Goal: Using the data below, copy every line that contains the word "image".

_ _ _

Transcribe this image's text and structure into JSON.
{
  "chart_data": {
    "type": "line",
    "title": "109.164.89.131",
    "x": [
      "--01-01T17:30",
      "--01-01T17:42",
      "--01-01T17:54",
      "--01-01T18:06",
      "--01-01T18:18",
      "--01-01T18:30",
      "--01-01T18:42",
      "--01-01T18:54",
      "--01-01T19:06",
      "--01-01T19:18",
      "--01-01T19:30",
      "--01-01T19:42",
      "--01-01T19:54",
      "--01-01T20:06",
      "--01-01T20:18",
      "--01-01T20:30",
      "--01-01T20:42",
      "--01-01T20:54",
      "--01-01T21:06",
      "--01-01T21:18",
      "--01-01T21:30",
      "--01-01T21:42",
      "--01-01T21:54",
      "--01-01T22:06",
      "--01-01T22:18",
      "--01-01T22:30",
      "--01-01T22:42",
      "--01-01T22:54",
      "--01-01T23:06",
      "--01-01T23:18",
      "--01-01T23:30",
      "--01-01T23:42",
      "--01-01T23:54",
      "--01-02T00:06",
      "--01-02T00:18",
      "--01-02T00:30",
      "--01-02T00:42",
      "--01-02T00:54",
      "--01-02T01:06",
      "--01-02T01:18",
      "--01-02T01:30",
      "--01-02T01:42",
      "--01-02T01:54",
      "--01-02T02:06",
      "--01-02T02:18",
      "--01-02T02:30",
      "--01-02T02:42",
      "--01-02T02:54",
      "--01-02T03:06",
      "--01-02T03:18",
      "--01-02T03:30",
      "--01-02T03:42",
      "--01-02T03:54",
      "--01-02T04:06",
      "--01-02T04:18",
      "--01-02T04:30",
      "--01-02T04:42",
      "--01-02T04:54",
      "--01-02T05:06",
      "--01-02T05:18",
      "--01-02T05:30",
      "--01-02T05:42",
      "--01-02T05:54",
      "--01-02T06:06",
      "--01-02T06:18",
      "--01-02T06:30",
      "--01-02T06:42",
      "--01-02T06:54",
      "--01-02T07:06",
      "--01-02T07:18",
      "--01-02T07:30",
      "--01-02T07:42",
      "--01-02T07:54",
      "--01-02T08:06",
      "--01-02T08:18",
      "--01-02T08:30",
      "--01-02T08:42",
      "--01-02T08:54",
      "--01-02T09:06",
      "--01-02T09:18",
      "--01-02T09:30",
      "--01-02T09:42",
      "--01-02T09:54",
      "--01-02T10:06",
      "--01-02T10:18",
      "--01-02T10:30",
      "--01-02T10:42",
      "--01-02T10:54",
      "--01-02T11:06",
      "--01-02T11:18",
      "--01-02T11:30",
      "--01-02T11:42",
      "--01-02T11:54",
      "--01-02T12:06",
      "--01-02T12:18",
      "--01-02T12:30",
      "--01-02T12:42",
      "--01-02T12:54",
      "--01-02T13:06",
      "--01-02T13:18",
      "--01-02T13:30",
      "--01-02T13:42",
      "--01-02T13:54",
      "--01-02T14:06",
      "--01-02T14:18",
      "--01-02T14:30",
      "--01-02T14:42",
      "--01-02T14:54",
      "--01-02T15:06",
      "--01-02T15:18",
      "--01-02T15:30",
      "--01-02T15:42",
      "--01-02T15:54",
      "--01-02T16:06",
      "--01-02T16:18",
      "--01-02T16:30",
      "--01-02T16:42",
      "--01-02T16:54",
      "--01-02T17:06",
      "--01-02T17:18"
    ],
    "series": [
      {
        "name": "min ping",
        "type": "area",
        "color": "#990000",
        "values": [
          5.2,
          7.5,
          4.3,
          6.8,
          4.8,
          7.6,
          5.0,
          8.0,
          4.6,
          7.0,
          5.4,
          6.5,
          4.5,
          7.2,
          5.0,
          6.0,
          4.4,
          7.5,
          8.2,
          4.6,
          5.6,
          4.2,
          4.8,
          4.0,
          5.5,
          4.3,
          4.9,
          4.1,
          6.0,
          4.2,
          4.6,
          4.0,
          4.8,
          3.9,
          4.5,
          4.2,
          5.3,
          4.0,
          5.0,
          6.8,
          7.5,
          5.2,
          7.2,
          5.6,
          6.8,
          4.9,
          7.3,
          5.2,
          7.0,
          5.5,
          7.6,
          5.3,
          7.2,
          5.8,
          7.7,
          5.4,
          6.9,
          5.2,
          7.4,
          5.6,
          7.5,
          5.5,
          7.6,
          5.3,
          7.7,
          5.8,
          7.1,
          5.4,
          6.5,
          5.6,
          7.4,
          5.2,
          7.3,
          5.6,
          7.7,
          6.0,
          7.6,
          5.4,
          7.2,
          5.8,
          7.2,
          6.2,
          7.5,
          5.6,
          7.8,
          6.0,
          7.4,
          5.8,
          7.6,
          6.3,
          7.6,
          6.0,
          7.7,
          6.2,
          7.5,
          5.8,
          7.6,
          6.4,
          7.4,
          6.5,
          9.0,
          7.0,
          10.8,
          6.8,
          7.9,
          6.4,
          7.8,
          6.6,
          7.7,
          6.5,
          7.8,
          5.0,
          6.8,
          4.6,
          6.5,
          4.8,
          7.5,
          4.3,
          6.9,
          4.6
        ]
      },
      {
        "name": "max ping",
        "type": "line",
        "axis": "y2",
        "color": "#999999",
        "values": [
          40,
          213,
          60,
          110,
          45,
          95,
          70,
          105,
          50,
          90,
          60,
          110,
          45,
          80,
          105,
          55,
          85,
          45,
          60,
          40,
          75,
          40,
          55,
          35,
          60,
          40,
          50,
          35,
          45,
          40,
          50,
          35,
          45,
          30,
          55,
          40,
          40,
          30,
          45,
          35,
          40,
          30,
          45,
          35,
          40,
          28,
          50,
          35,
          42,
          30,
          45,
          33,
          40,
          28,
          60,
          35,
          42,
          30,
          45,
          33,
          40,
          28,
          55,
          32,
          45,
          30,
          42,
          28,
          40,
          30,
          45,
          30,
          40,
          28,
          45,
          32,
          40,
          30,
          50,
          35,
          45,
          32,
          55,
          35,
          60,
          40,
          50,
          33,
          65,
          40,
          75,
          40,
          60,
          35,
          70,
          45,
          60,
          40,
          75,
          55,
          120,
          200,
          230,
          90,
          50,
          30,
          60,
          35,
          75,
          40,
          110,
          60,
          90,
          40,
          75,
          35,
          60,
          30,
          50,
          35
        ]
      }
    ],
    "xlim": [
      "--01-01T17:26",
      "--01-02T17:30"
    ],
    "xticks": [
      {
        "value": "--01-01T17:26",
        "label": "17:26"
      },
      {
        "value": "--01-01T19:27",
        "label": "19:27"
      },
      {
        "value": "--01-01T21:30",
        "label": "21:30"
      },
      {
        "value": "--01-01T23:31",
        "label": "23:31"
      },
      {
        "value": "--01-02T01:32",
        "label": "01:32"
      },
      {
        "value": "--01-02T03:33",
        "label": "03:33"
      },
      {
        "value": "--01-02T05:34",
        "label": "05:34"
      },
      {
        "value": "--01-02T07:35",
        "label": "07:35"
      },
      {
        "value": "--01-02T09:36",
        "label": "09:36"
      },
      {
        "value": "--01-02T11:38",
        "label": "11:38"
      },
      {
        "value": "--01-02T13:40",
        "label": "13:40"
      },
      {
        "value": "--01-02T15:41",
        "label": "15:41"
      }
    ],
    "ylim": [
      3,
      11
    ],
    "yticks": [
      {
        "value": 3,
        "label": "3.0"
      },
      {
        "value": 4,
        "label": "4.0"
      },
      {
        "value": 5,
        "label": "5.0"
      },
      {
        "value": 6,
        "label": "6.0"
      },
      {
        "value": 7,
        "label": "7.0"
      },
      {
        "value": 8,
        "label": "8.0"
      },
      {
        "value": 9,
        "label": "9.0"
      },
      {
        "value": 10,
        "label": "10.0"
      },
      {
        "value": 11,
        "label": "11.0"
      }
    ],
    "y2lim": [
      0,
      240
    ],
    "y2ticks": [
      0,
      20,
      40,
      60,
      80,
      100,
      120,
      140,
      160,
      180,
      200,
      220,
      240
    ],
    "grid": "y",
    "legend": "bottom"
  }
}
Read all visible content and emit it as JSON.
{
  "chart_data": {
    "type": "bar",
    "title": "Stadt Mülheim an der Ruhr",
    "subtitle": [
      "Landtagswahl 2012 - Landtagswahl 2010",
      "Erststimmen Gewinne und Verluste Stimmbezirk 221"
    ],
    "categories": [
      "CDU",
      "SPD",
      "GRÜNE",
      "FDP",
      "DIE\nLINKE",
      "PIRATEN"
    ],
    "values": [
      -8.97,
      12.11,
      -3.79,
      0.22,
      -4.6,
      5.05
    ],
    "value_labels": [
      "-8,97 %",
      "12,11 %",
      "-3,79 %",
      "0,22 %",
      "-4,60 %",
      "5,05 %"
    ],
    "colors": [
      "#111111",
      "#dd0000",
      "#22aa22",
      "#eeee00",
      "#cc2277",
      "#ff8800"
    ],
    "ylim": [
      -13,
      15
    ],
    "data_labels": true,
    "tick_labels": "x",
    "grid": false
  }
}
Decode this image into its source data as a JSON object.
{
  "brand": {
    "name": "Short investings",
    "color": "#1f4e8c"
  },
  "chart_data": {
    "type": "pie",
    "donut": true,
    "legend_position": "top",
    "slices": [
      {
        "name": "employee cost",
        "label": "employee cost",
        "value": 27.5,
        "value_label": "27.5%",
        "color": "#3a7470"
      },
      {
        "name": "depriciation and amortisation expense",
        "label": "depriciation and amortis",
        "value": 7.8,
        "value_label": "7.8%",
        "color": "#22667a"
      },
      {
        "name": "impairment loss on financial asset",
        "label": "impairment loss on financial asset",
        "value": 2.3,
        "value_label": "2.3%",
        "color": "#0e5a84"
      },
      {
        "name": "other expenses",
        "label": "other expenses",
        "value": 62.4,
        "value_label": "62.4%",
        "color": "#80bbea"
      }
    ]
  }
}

_ _ _

Answer:
Transcribe this image's text and structure into JSON.
Decode this image into its source data as a JSON object.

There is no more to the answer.